• [TO DO]
Work through the listing below and count the lines that hold "Size". Answer with the number alone.

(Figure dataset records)
━━━━━━━━
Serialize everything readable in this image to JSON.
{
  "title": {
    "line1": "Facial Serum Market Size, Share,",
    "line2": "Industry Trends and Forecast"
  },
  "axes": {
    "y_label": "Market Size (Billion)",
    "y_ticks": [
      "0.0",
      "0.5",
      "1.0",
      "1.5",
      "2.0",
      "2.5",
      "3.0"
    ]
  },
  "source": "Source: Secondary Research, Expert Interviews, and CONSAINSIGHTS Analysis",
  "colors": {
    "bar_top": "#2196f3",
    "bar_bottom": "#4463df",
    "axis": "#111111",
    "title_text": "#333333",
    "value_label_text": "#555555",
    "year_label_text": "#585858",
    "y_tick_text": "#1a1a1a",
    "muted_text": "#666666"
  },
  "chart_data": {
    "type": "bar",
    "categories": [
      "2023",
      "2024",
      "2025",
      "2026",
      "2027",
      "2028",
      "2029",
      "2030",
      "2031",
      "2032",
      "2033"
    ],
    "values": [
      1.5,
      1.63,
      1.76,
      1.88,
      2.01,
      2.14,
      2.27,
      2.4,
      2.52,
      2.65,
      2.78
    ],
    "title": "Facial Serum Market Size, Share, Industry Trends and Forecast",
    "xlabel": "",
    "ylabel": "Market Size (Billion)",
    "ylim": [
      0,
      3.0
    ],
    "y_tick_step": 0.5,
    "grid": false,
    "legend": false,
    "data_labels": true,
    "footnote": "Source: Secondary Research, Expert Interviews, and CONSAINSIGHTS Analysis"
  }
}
━━━━━━━━
• [THE RESULT]
4